◆ Short exercise:
The records that follow are to be repeated exactly, with the pictures removed.

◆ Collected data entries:
-- begin --

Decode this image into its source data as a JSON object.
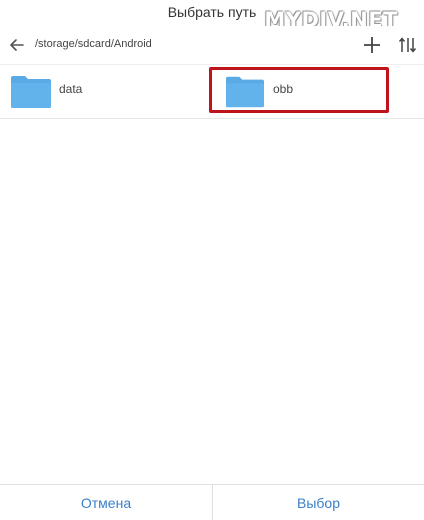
{
  "dialog": {
    "title": "Выбрать путь",
    "watermark": "MYDIV.NET"
  },
  "pathbar": {
    "path": "/storage/sdcard/Android",
    "icons": [
      "back-arrow-icon",
      "add-icon",
      "sort-icon"
    ]
  },
  "folders": [
    {
      "name": "data",
      "icon": "folder-icon"
    },
    {
      "name": "obb",
      "icon": "folder-icon",
      "highlighted": true
    }
  ],
  "colors": {
    "folder": "#5aaae6",
    "accent": "#3a7fc8",
    "highlight": "#c0141c"
  },
  "footer": {
    "cancel_label": "Отмена",
    "select_label": "Выбор"
  }
}
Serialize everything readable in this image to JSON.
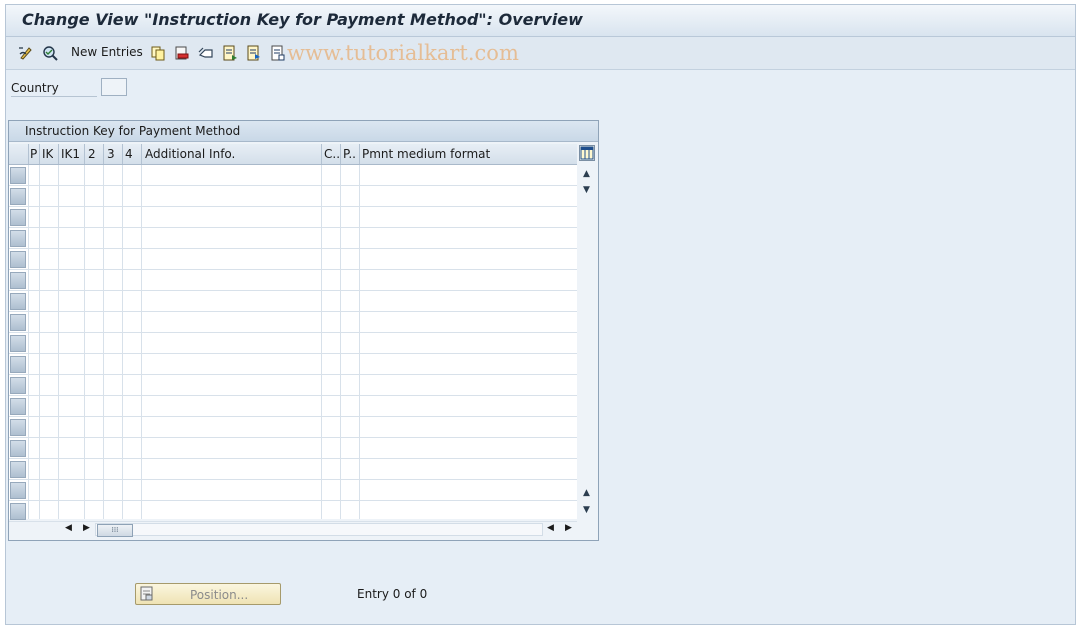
{
  "title": "Change View \"Instruction Key for Payment Method\": Overview",
  "toolbar": {
    "new_entries_label": "New Entries",
    "watermark": "www.tutorialkart.com"
  },
  "country": {
    "label": "Country",
    "value": ""
  },
  "table": {
    "title": "Instruction Key for Payment Method",
    "columns": [
      "P",
      "IK",
      "IK1",
      "2",
      "3",
      "4",
      "Additional Info.",
      "C..",
      "P..",
      "Pmnt medium format"
    ],
    "row_count": 17
  },
  "footer": {
    "position_button": "Position...",
    "entry_info": "Entry 0 of 0"
  }
}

-- end --

◆ Answer to this task:
Decode this image into its source data as a JSON object.
{
  "dialog": {
    "title": "Выбрать путь",
    "watermark": "MYDIV.NET"
  },
  "pathbar": {
    "path": "/storage/sdcard/Android",
    "icons": [
      "back-arrow-icon",
      "add-icon",
      "sort-icon"
    ]
  },
  "folders": [
    {
      "name": "data",
      "icon": "folder-icon"
    },
    {
      "name": "obb",
      "icon": "folder-icon",
      "highlighted": true
    }
  ],
  "colors": {
    "folder": "#5aaae6",
    "accent": "#3a7fc8",
    "highlight": "#c0141c"
  },
  "footer": {
    "cancel_label": "Отмена",
    "select_label": "Выбор"
  }
}
Serialize everything readable in this image to JSON.
{
  "title": "Change View \"Instruction Key for Payment Method\": Overview",
  "toolbar": {
    "new_entries_label": "New Entries",
    "watermark": "www.tutorialkart.com"
  },
  "country": {
    "label": "Country",
    "value": ""
  },
  "table": {
    "title": "Instruction Key for Payment Method",
    "columns": [
      "P",
      "IK",
      "IK1",
      "2",
      "3",
      "4",
      "Additional Info.",
      "C..",
      "P..",
      "Pmnt medium format"
    ],
    "row_count": 17
  },
  "footer": {
    "position_button": "Position...",
    "entry_info": "Entry 0 of 0"
  }
}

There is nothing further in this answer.